START Available records

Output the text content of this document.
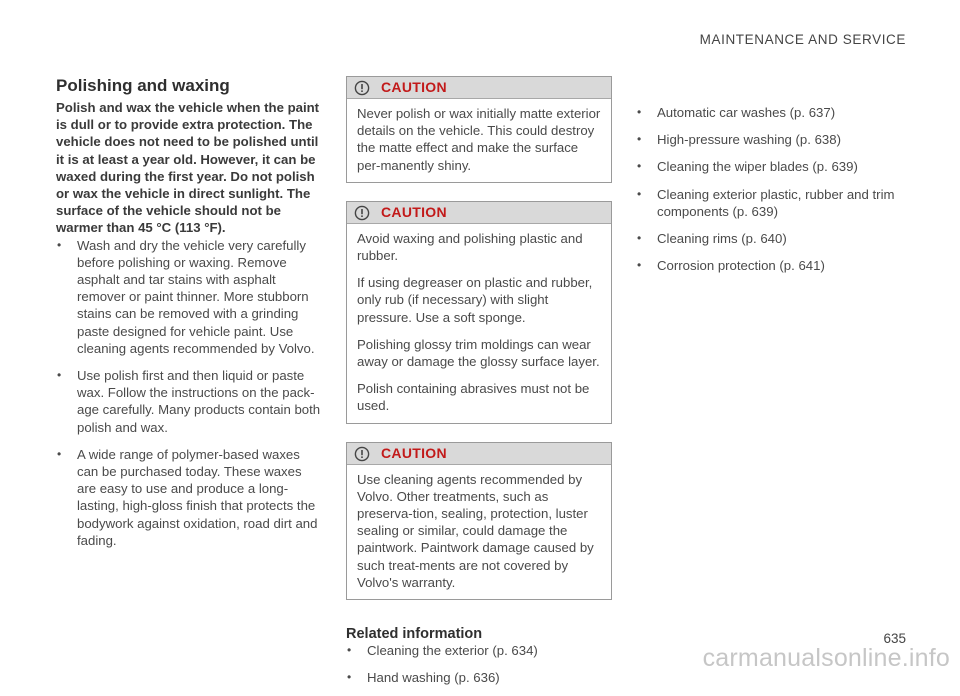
MAINTENANCE AND SERVICE
Polishing and waxing

Polish and wax the vehicle when the paint is dull or to provide extra protection. The vehicle does not need to be polished until it is at least a year old. However, it can be waxed during the first year. Do not polish or wax the vehicle in direct sunlight. The surface of the vehicle should not be warmer than 45 °C (113 °F).

• Wash and dry the vehicle very carefully before polishing or waxing. Remove asphalt and tar stains with asphalt remover or paint thinner. More stubborn stains can be removed with a grinding paste designed for vehicle paint. Use cleaning agents recommended by Volvo.
• Use polish first and then liquid or paste wax. Follow the instructions on the pack-age carefully. Many products contain both polish and wax.
• A wide range of polymer-based waxes can be purchased today. These waxes are easy to use and produce a long-lasting, high-gloss finish that protects the bodywork against oxidation, road dirt and fading.
CAUTION

Never polish or wax initially matte exterior details on the vehicle. This could destroy the matte effect and make the surface per-manently shiny.

CAUTION

Avoid waxing and polishing plastic and rubber.

If using degreaser on plastic and rubber, only rub (if necessary) with slight pressure. Use a soft sponge.

Polishing glossy trim moldings can wear away or damage the glossy surface layer.

Polish containing abrasives must not be used.

CAUTION

Use cleaning agents recommended by Volvo. Other treatments, such as preserva-tion, sealing, protection, luster sealing or similar, could damage the paintwork. Paintwork damage caused by such treat-ments are not covered by Volvo's warranty.

Related information
• Cleaning the exterior (p. 634)
• Hand washing (p. 636)
• Automatic car washes (p. 637)
• High-pressure washing (p. 638)
• Cleaning the wiper blades (p. 639)
• Cleaning exterior plastic, rubber and trim components (p. 639)
• Cleaning rims (p. 640)
• Corrosion protection (p. 641)
635
carmanualsonline.info
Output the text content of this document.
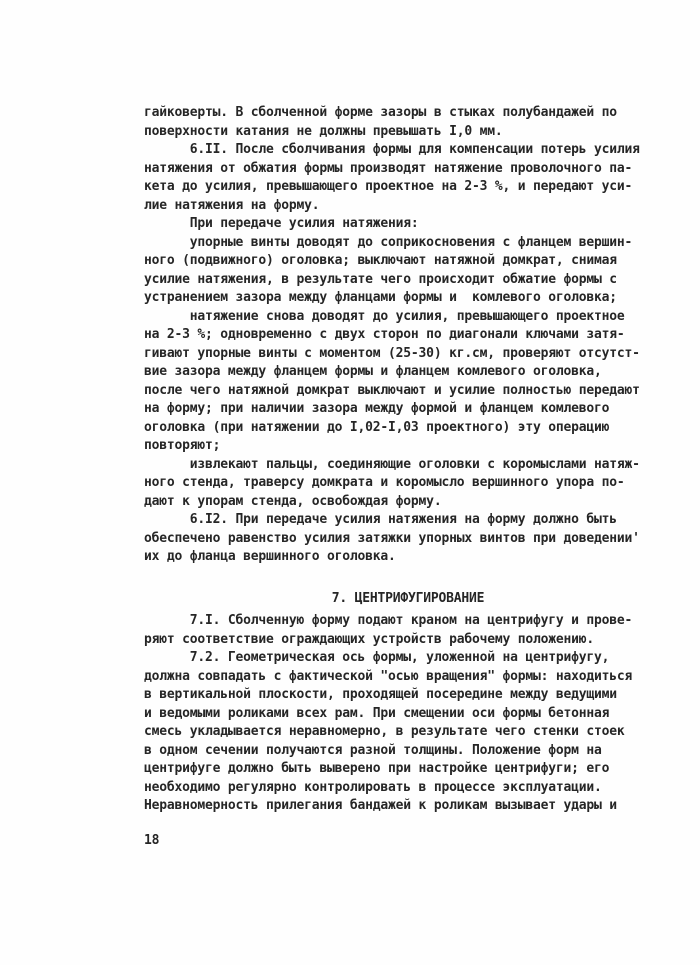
гайковерты. В сболченной форме зазоры в стыках полубандажей по
поверхности катания не должны превышать I,0 мм.
6.II. После сболчивания формы для компенсации потерь усилия
натяжения от обжатия формы производят натяжение проволочного па-
кета до усилия, превышающего проектное на 2-3 %, и передают уси-
лие натяжения на форму.
При передаче усилия натяжения:
упорные винты доводят до соприкосновения с фланцем вершин-
ного (подвижного) оголовка; выключают натяжной домкрат, снимая
усилие натяжения, в результате чего происходит обжатие формы с
устранением зазора между фланцами формы и  комлевого оголовка;
натяжение снова доводят до усилия, превышающего проектное
на 2-3 %; одновременно с двух сторон по диагонали ключами затя-
гивают упорные винты с моментом (25-30) кг.см, проверяют отсутст-
вие зазора между фланцем формы и фланцем комлевого оголовка,
после чего натяжной домкрат выключают и усилие полностью передают
на форму; при наличии зазора между формой и фланцем комлевого
оголовка (при натяжении до I,02-I,03 проектного) эту операцию
повторяют;
извлекают пальцы, соединяющие оголовки с коромыслами натяж-
ного стенда, траверсу домкрата и коромысло вершинного упора по-
дают к упорам стенда, освобождая форму.
6.I2. При передаче усилия натяжения на форму должно быть
обеспечено равенство усилия затяжки упорных винтов при доведении'
их до фланца вершинного оголовка.
7. ЦЕНТРИФУГИРОВАНИЕ
7.I. Сболченную форму подают краном на центрифугу и прове-
ряют соответствие ограждающих устройств рабочему положению.
7.2. Геометрическая ось формы, уложенной на центрифугу,
должна совпадать с фактической "осью вращения" формы: находиться
в вертикальной плоскости, проходящей посередине между ведущими
и ведомыми роликами всех рам. При смещении оси формы бетонная
смесь укладывается неравномерно, в результате чего стенки стоек
в одном сечении получаются разной толщины. Положение форм на
центрифуге должно быть выверено при настройке центрифуги; его
необходимо регулярно контролировать в процессе эксплуатации.
Неравномерность прилегания бандажей к роликам вызывает удары и
18
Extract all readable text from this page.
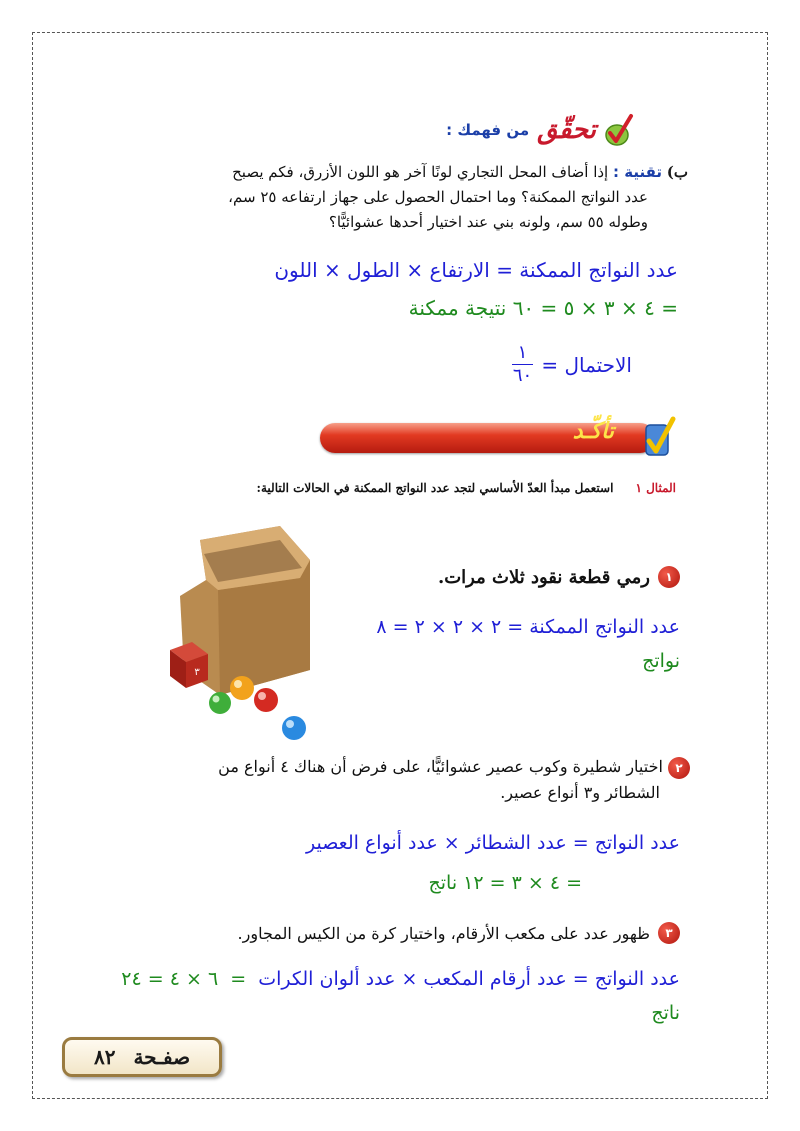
تحقّق
من فهمك :
ب) تقنية : إذا أضاف المحل التجاري لونًا آخر هو اللون الأزرق، فكم يصبح
عدد النواتج الممكنة؟ وما احتمال الحصول على جهاز ارتفاعه ٢٥ سم،
وطوله ٥٥ سم، ولونه بني عند اختيار أحدها عشوائيًّا؟
عدد النواتج الممكنة = الارتفاع × الطول × اللون
= ٤ × ٣ × ٥ = ٦٠ نتيجة ممكنة
الاحتمال =
$\frac{١}{٦٠}$
تأكّـد
المثال ١
استعمل مبدأ العدّ الأساسي لتجد عدد النواتج الممكنة في الحالات التالية:
٣
١
رمي قطعة نقود ثلاث مرات.
عدد النواتج الممكنة = ٢ × ٢ × ٢ = ٨
نواتج
٢ اختيار شطيرة وكوب عصير عشوائيًّا، على فرض أن هناك ٤ أنواع من
الشطائر و٣ أنواع عصير.
عدد النواتج = عدد الشطائر × عدد أنواع العصير
= ٤ × ٣ = ١٢ ناتج
٣
ظهور عدد على مكعب الأرقام، واختيار كرة من الكيس المجاور.
عدد النواتج = عدد أرقام المكعب × عدد ألوان الكرات  =  ٦ × ٤ = ٢٤
ناتج
صفـحة
٨٢
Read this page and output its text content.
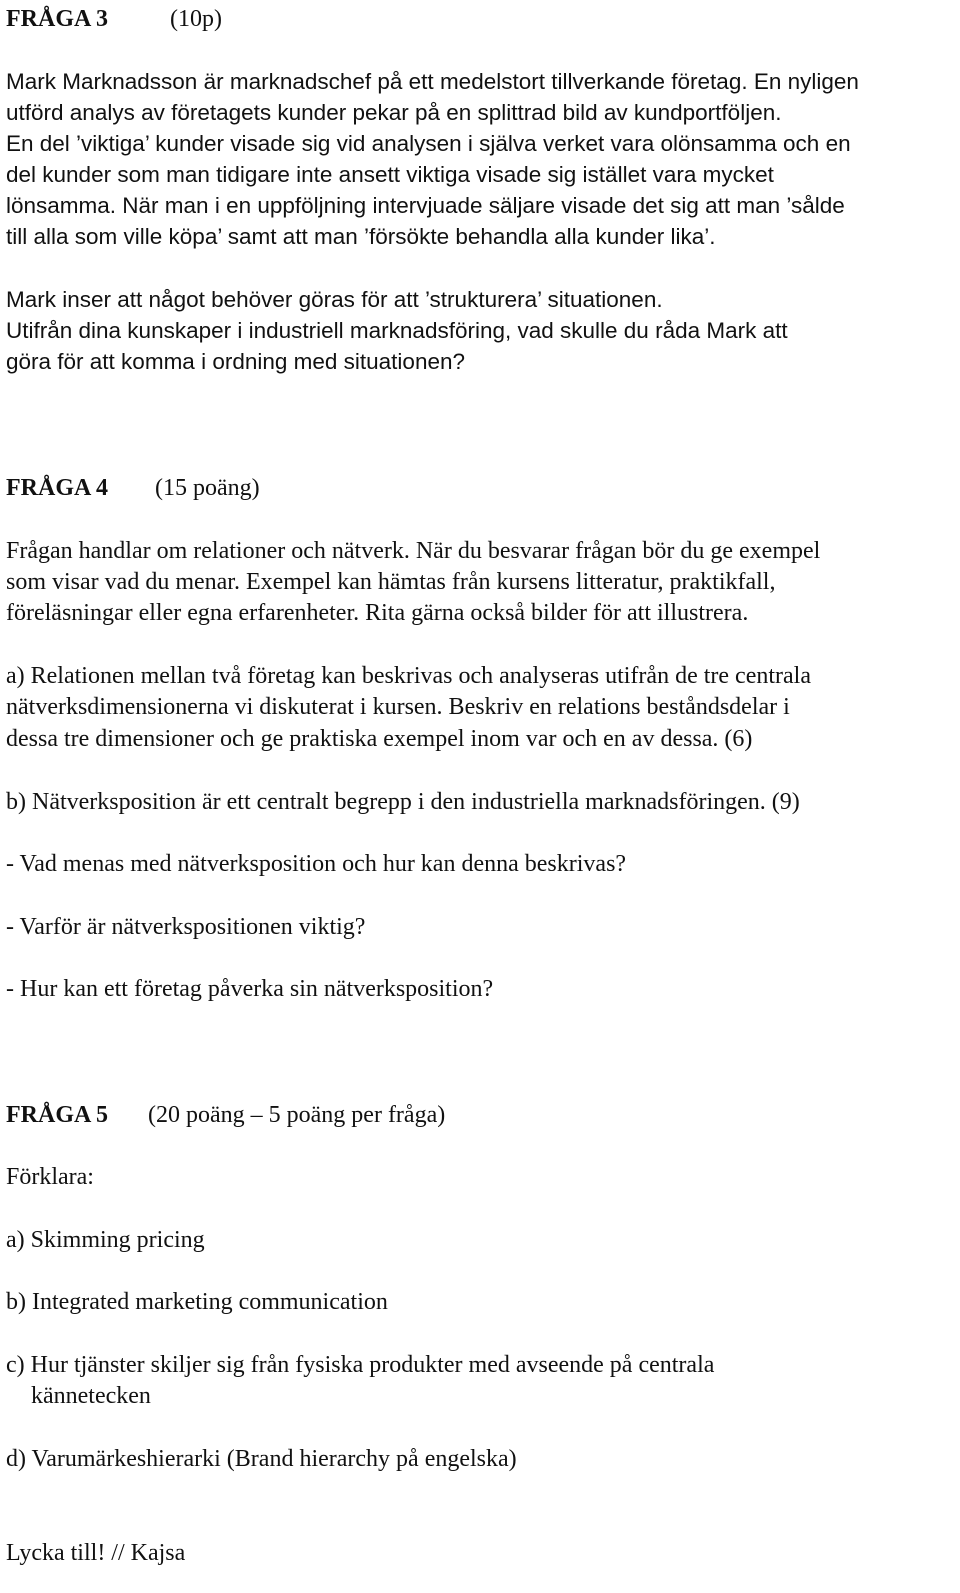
FRÅGA 3	(10p)
Mark Marknadsson är marknadschef på ett medelstort tillverkande företag. En nyligen
utförd analys av företagets kunder pekar på en splittrad bild av kundportföljen.
En del ’viktiga’ kunder visade sig vid analysen i själva verket vara olönsamma och en
del kunder som man tidigare inte ansett viktiga visade sig istället vara mycket
lönsamma. När man i en uppföljning intervjuade säljare visade det sig att man ’sålde
till alla som ville köpa’ samt att man ’försökte behandla alla kunder lika’.
Mark inser att något behöver göras för att ’strukturera’ situationen.
Utifrån dina kunskaper i industriell marknadsföring, vad skulle du råda Mark att
göra för att komma i ordning med situationen?
FRÅGA 4 (15 poäng)
Frågan handlar om relationer och nätverk. När du besvarar frågan bör du ge exempel
som visar vad du menar. Exempel kan hämtas från kursens litteratur, praktikfall,
föreläsningar eller egna erfarenheter. Rita gärna också bilder för att illustrera.
a) Relationen mellan två företag kan beskrivas och analyseras utifrån de tre centrala
nätverksdimensionerna vi diskuterat i kursen. Beskriv en relations beståndsdelar i
dessa tre dimensioner och ge praktiska exempel inom var och en av dessa. (6)
b) Nätverksposition är ett centralt begrepp i den industriella marknadsföringen. (9)
- Vad menas med nätverksposition och hur kan denna beskrivas?
- Varför är nätverkspositionen viktig?
- Hur kan ett företag påverka sin nätverksposition?
FRÅGA 5 (20 poäng – 5 poäng per fråga)
Förklara:
a) Skimming pricing
b) Integrated marketing communication
c) Hur tjänster skiljer sig från fysiska produkter med avseende på centrala
kännetecken
d) Varumärkeshierarki (Brand hierarchy på engelska)
Lycka till! // Kajsa
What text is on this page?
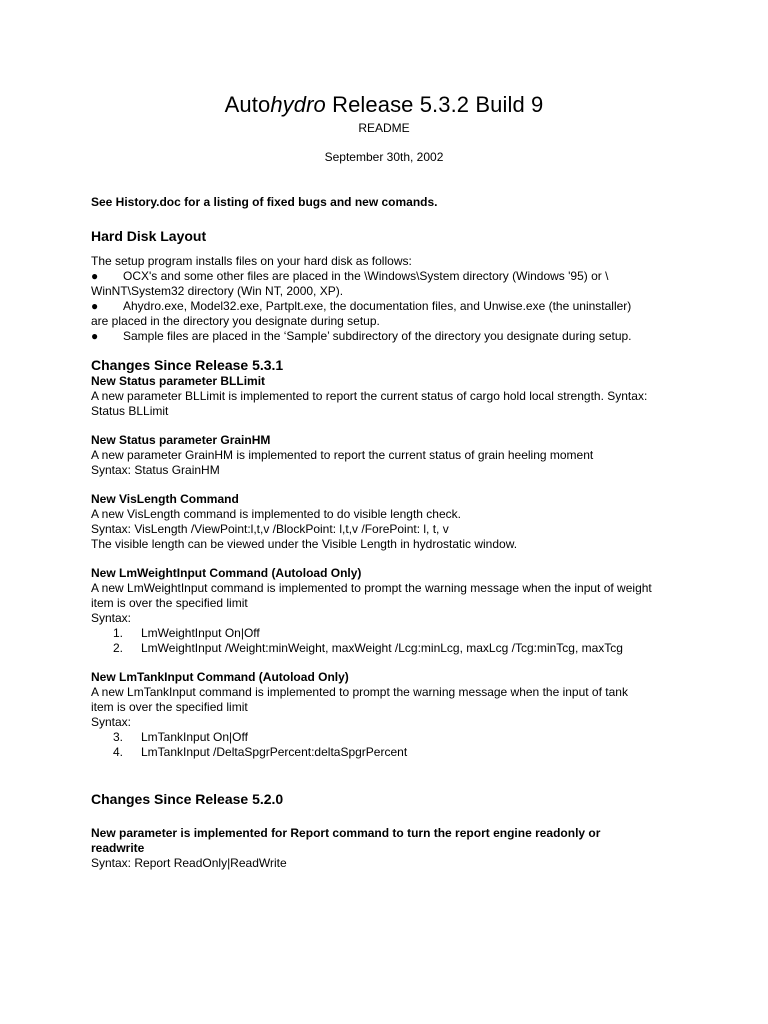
Autohydro Release 5.3.2 Build 9
README
September 30th, 2002

See History.doc for a listing of fixed bugs and new comands.

Hard Disk Layout

The setup program installs files on your hard disk as follows:

●	OCX's and some other files are placed in the \Windows\System directory (Windows '95) or \
WinNT\System32 directory (Win NT, 2000, XP).
●	Ahydro.exe, Model32.exe, Partplt.exe, the documentation files, and Unwise.exe (the uninstaller)
are placed in the directory you designate during setup.
●	Sample files are placed in the ‘Sample’ subdirectory of the directory you designate during setup.
Changes Since Release 5.3.1
New Status parameter BLLimit
A new parameter BLLimit is implemented to report the current status of cargo hold local strength. Syntax:
Status BLLimit
New Status parameter GrainHM
A new parameter GrainHM is implemented to report the current status of grain heeling moment
Syntax: Status GrainHM
New VisLength Command
A new VisLength command is implemented to do visible length check.
Syntax: VisLength /ViewPoint:l,t,v /BlockPoint: l,t,v /ForePoint: l, t, v
The visible length can be viewed under the Visible Length in hydrostatic window.
New LmWeightInput Command (Autoload Only)
A new LmWeightInput command is implemented to prompt the warning message when the input of weight
item is over the specified limit
Syntax:
1.	LmWeightInput On|Off
2.	LmWeightInput /Weight:minWeight, maxWeight /Lcg:minLcg, maxLcg /Tcg:minTcg, maxTcg
New LmTankInput Command (Autoload Only)
A new LmTankInput command is implemented to prompt the warning message when the input of tank
item is over the specified limit
Syntax:
3.	LmTankInput On|Off
4.	LmTankInput /DeltaSpgrPercent:deltaSpgrPercent
Changes Since Release 5.2.0
New parameter is implemented for Report command to turn the report engine readonly or
readwrite
Syntax: Report ReadOnly|ReadWrite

END Available records

• [Instruction]: Go through the listing above and locate each line that holds the word "rubber". Copy those lines.

• [Answer in full]:
Avoid waxing and polishing plastic and rubber.
If using degreaser on plastic and rubber, only rub (if necessary) with slight pressure. Use a soft sponge.
• Cleaning exterior plastic, rubber and trim components (p. 639)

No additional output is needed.